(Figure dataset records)
=-=-=-=-=
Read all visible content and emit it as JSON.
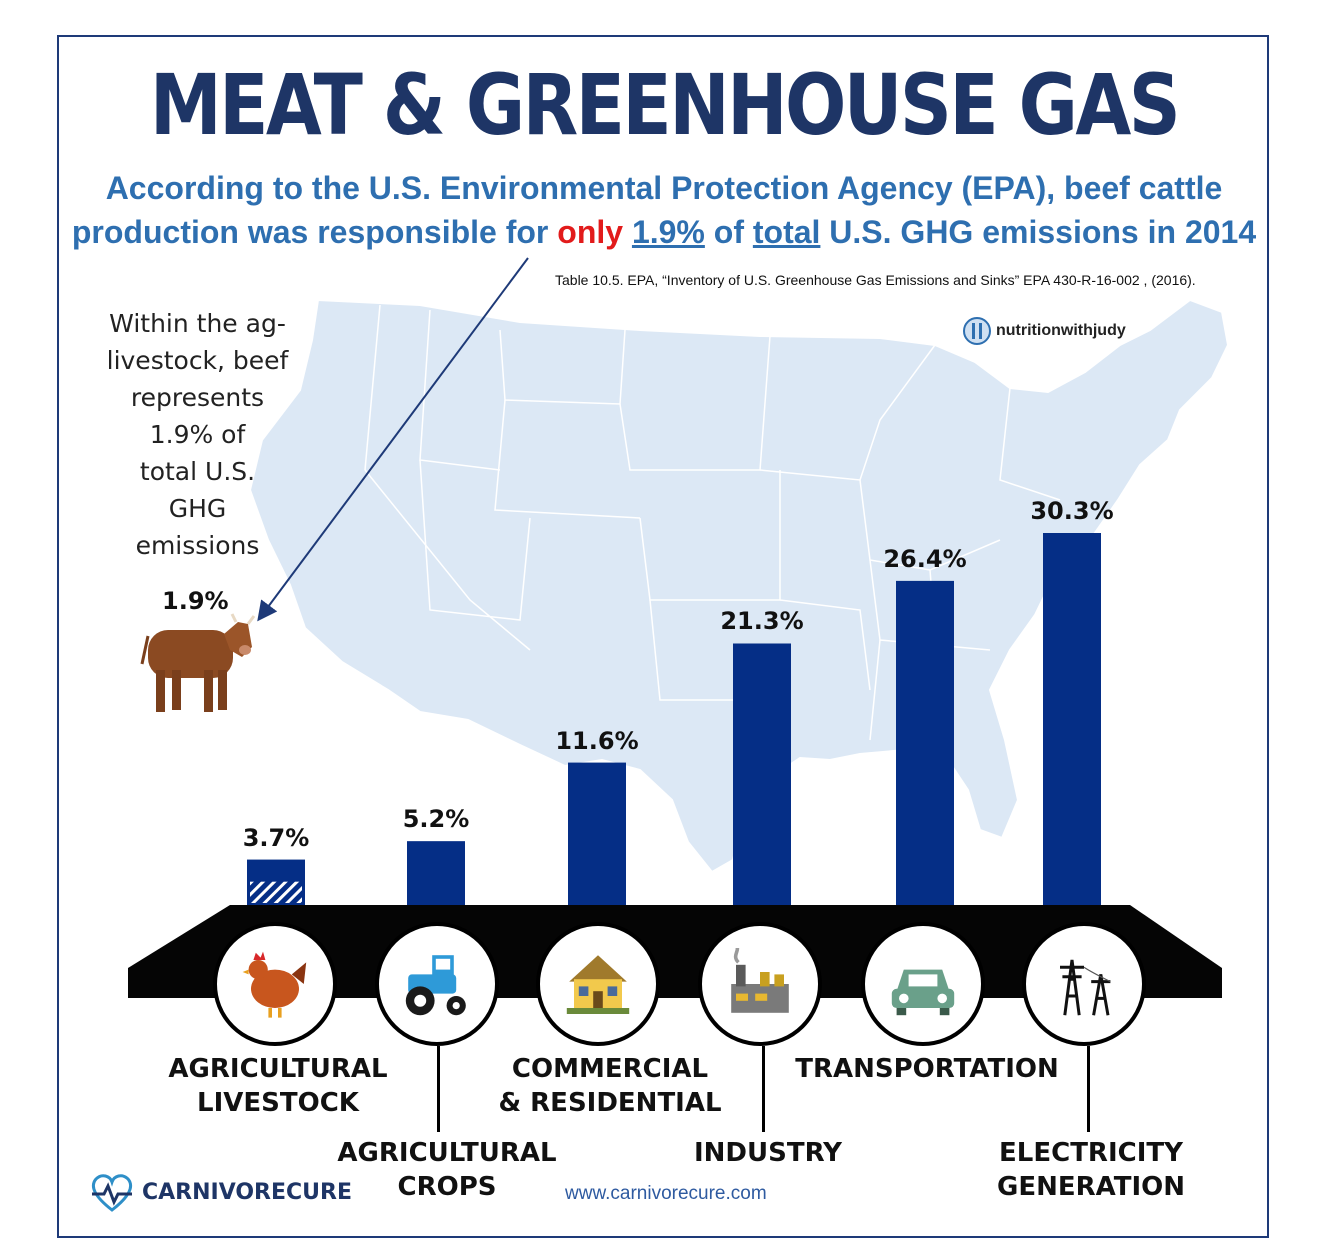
{
  "header": {
    "title": "MEAT & GREENHOUSE GAS",
    "subtitle_line1": "According to the U.S. Environmental Protection Agency (EPA), beef cattle",
    "subtitle_line2_a": "production was responsible for ",
    "subtitle_line2_only": "only",
    "subtitle_line2_pct": "1.9%",
    "subtitle_line2_of": " of ",
    "subtitle_line2_total": "total",
    "subtitle_line2_end": " U.S. GHG emissions in 2014",
    "source": "Table 10.5. EPA, “Inventory of U.S. Greenhouse Gas Emissions and Sinks” EPA 430-R-16-002 , (2016)."
  },
  "note": {
    "line1": "Within the ag-",
    "line2": "livestock, beef",
    "line3": "represents",
    "line4": "1.9% of",
    "line5": "total U.S.",
    "line6": "GHG",
    "line7": "emissions",
    "cow_label": "1.9%"
  },
  "logos": {
    "nutrition": "nutritionwithjudy",
    "brand": "CARNIVORECURE",
    "website": "www.carnivorecure.com"
  },
  "colors": {
    "bar": "#052e86",
    "title": "#1e3566",
    "subtitle": "#2e6fb0",
    "highlight": "#e21b1b",
    "map": "#dce8f5"
  },
  "chart_data": {
    "type": "bar",
    "categories": [
      "AGRICULTURAL LIVESTOCK",
      "AGRICULTURAL CROPS",
      "COMMERCIAL & RESIDENTIAL",
      "INDUSTRY",
      "TRANSPORTATION",
      "ELECTRICITY GENERATION"
    ],
    "category_lines": [
      [
        "AGRICULTURAL",
        "LIVESTOCK"
      ],
      [
        "AGRICULTURAL",
        "CROPS"
      ],
      [
        "COMMERCIAL",
        "& RESIDENTIAL"
      ],
      [
        "INDUSTRY"
      ],
      [
        "TRANSPORTATION"
      ],
      [
        "ELECTRICITY",
        "GENERATION"
      ]
    ],
    "values": [
      3.7,
      5.2,
      11.6,
      21.3,
      26.4,
      30.3
    ],
    "value_labels": [
      "3.7%",
      "5.2%",
      "11.6%",
      "21.3%",
      "26.4%",
      "30.3%"
    ],
    "beef_share": 1.9,
    "icons": [
      "chicken-icon",
      "tractor-icon",
      "house-icon",
      "factory-icon",
      "car-icon",
      "power-tower-icon"
    ],
    "unit": "%",
    "title": "",
    "xlabel": "",
    "ylabel": ""
  }
}
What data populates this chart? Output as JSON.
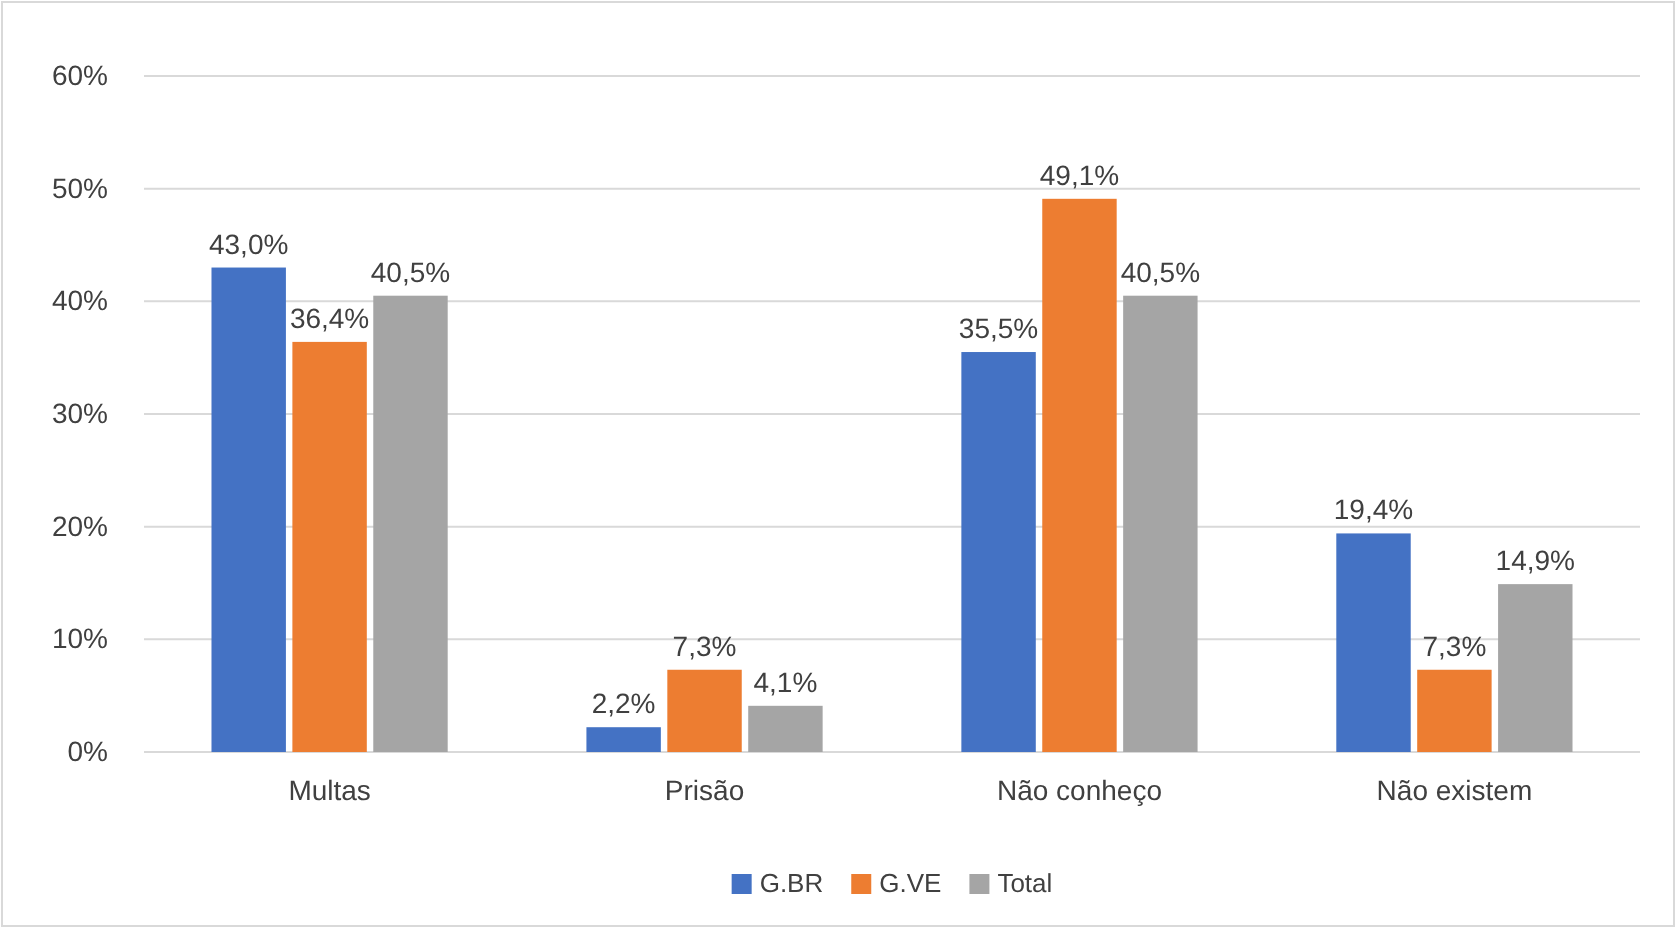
{
  "chart_data": {
    "type": "bar",
    "categories": [
      "Multas",
      "Prisão",
      "Não conheço",
      "Não existem"
    ],
    "series": [
      {
        "name": "G.BR",
        "color": "#4472c4",
        "values": [
          43.0,
          2.2,
          35.5,
          19.4
        ],
        "value_labels": [
          "43,0%",
          "2,2%",
          "35,5%",
          "19,4%"
        ]
      },
      {
        "name": "G.VE",
        "color": "#ed7d31",
        "values": [
          36.4,
          7.3,
          49.1,
          7.3
        ],
        "value_labels": [
          "36,4%",
          "7,3%",
          "49,1%",
          "7,3%"
        ]
      },
      {
        "name": "Total",
        "color": "#a5a5a5",
        "values": [
          40.5,
          4.1,
          40.5,
          14.9
        ],
        "value_labels": [
          "40,5%",
          "4,1%",
          "40,5%",
          "14,9%"
        ]
      }
    ],
    "ylim": [
      0,
      60
    ],
    "yticks": [
      {
        "value": 0,
        "label": "0%"
      },
      {
        "value": 10,
        "label": "10%"
      },
      {
        "value": 20,
        "label": "20%"
      },
      {
        "value": 30,
        "label": "30%"
      },
      {
        "value": 40,
        "label": "40%"
      },
      {
        "value": 50,
        "label": "50%"
      },
      {
        "value": 60,
        "label": "60%"
      }
    ],
    "grid": "y",
    "legend": "bottom"
  }
}
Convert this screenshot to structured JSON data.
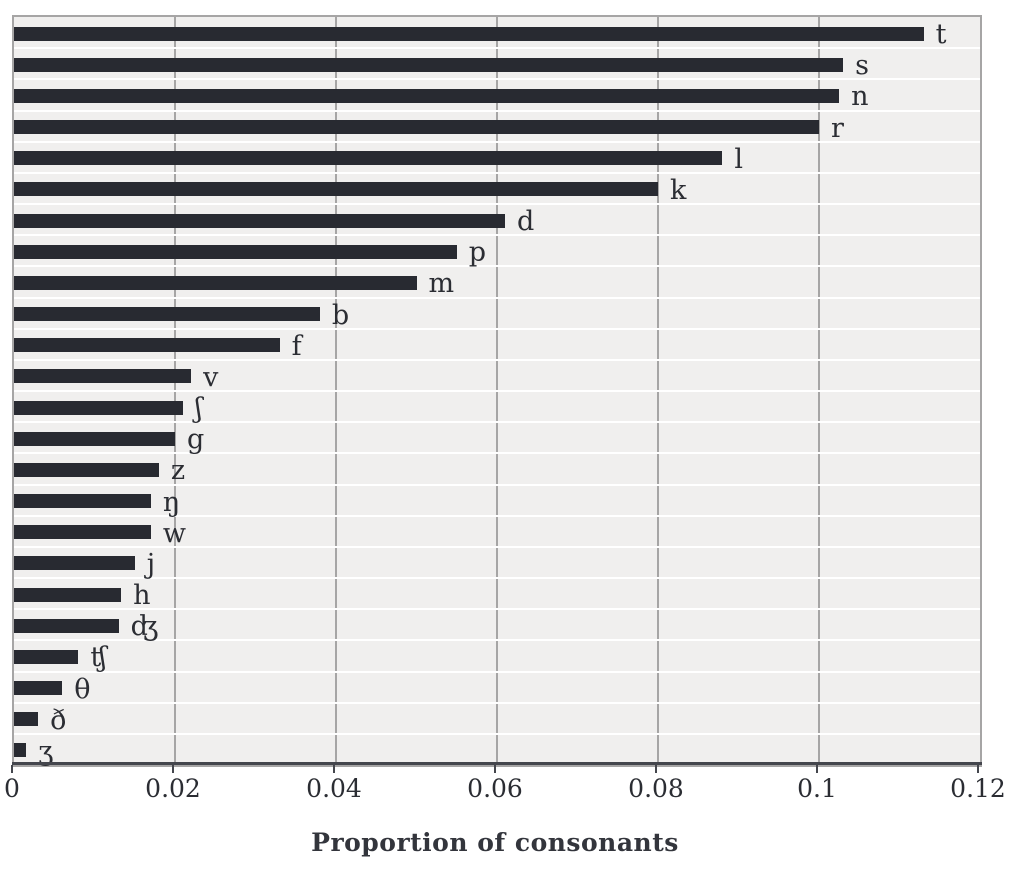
{
  "chart_data": {
    "type": "bar",
    "orientation": "horizontal",
    "title": "",
    "xlabel": "Proportion of consonants",
    "ylabel": "",
    "xlim": [
      0,
      0.12
    ],
    "x_tick_values": [
      0,
      0.02,
      0.04,
      0.06,
      0.08,
      0.1,
      0.12
    ],
    "x_tick_labels": [
      "0",
      "0.02",
      "0.04",
      "0.06",
      "0.08",
      "0.1",
      "0.12"
    ],
    "grid": "vertical gray lines at x ticks, white horizontal row separators",
    "legend": "none",
    "categories": [
      "t",
      "s",
      "n",
      "r",
      "l",
      "k",
      "d",
      "p",
      "m",
      "b",
      "f",
      "v",
      "ʃ",
      "g",
      "z",
      "ŋ",
      "w",
      "j",
      "h",
      "ʤ",
      "ʧ",
      "θ",
      "ð",
      "ʒ"
    ],
    "values": [
      0.113,
      0.103,
      0.1025,
      0.1,
      0.088,
      0.08,
      0.061,
      0.055,
      0.05,
      0.038,
      0.033,
      0.022,
      0.021,
      0.02,
      0.018,
      0.017,
      0.017,
      0.015,
      0.0133,
      0.013,
      0.008,
      0.006,
      0.003,
      0.0015
    ]
  },
  "colors": {
    "bar": "#282a31",
    "plot_background": "#f0efee",
    "vertical_gridline": "#a6a5a5",
    "horizontal_gridline": "#ffffff",
    "axis_line": "#44464d",
    "text": "#2b2d33",
    "page_background": "#ffffff"
  }
}
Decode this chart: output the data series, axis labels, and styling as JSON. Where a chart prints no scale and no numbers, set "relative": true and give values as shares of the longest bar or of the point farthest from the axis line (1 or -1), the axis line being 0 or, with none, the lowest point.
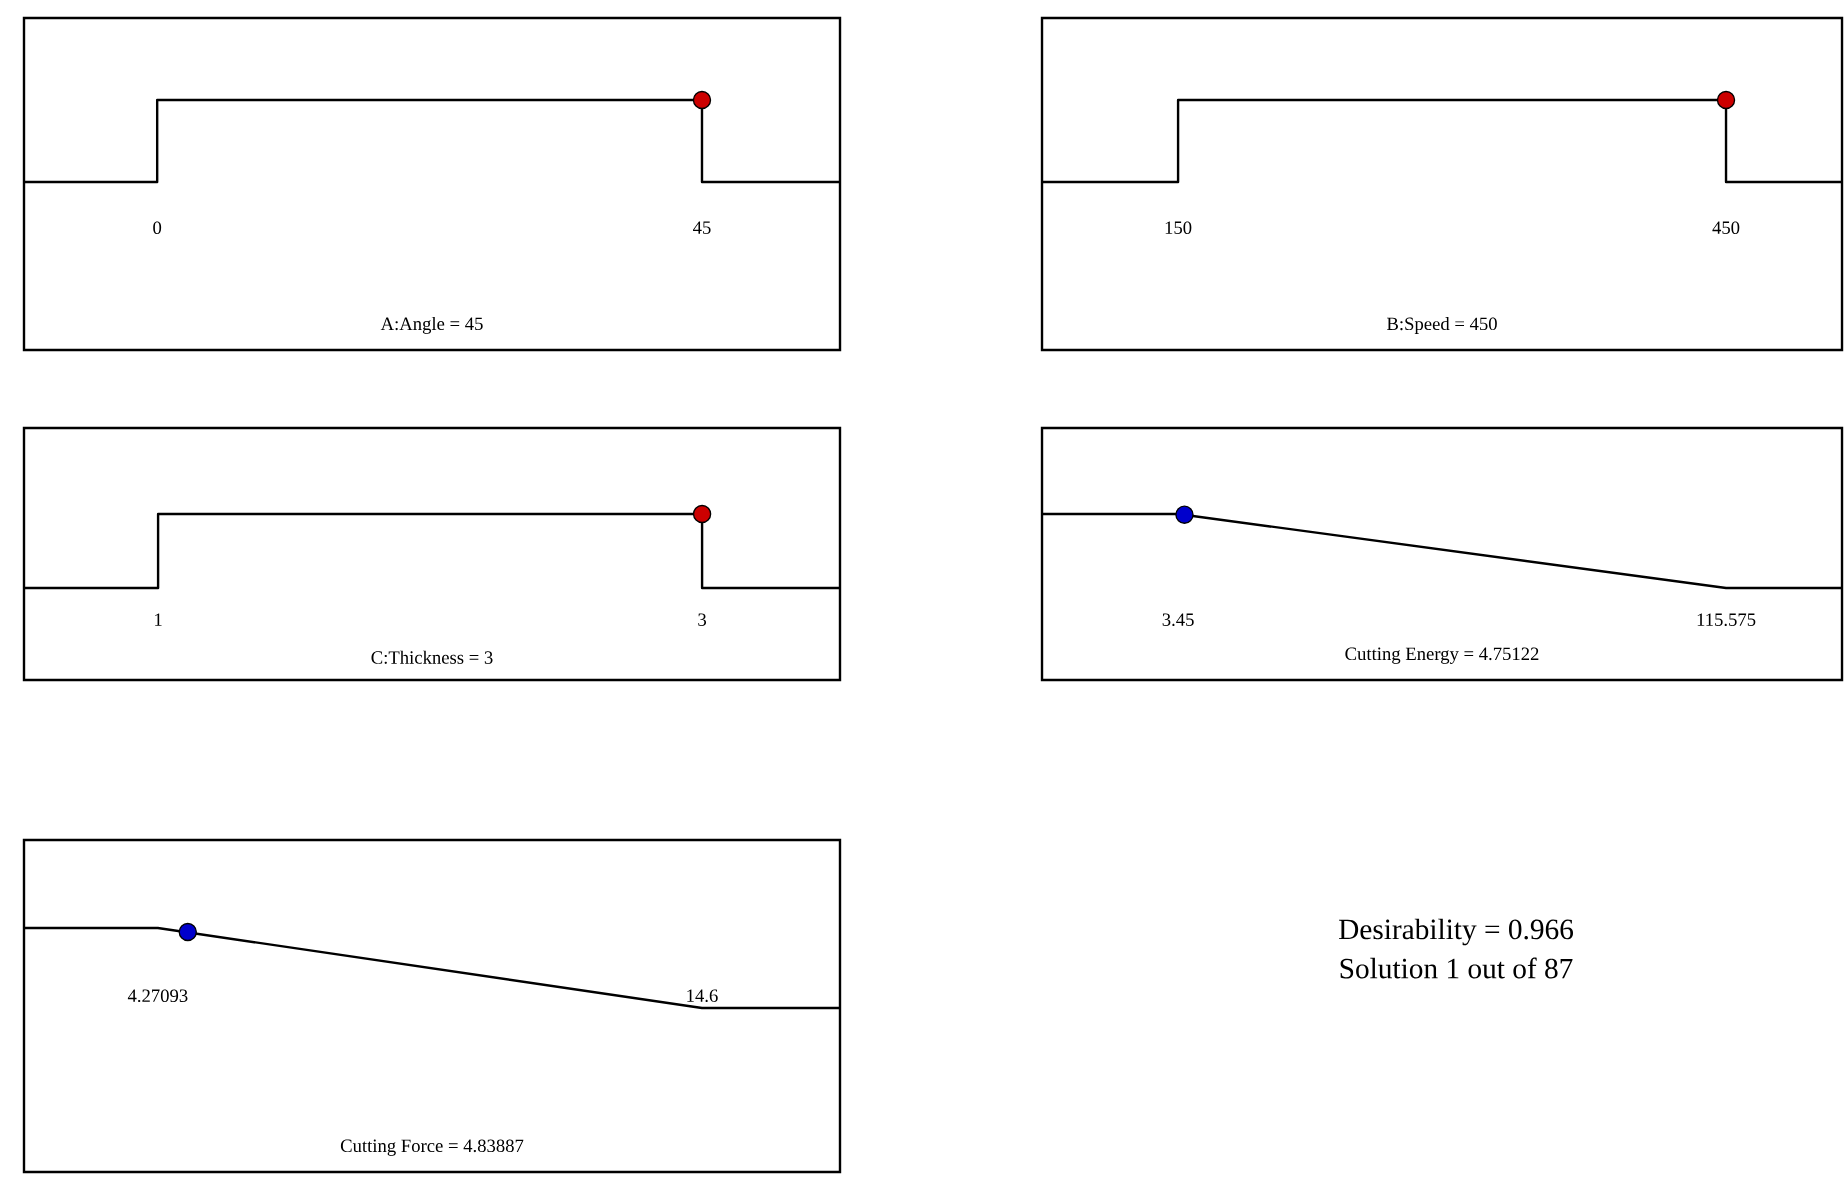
=-=-=-=-=
→ Objective:
Keep only those lines of the records that hold "ELECTRICITY", and return them.

→ Complete output:
      "ELECTRICITY GENERATION"
        "ELECTRICITY",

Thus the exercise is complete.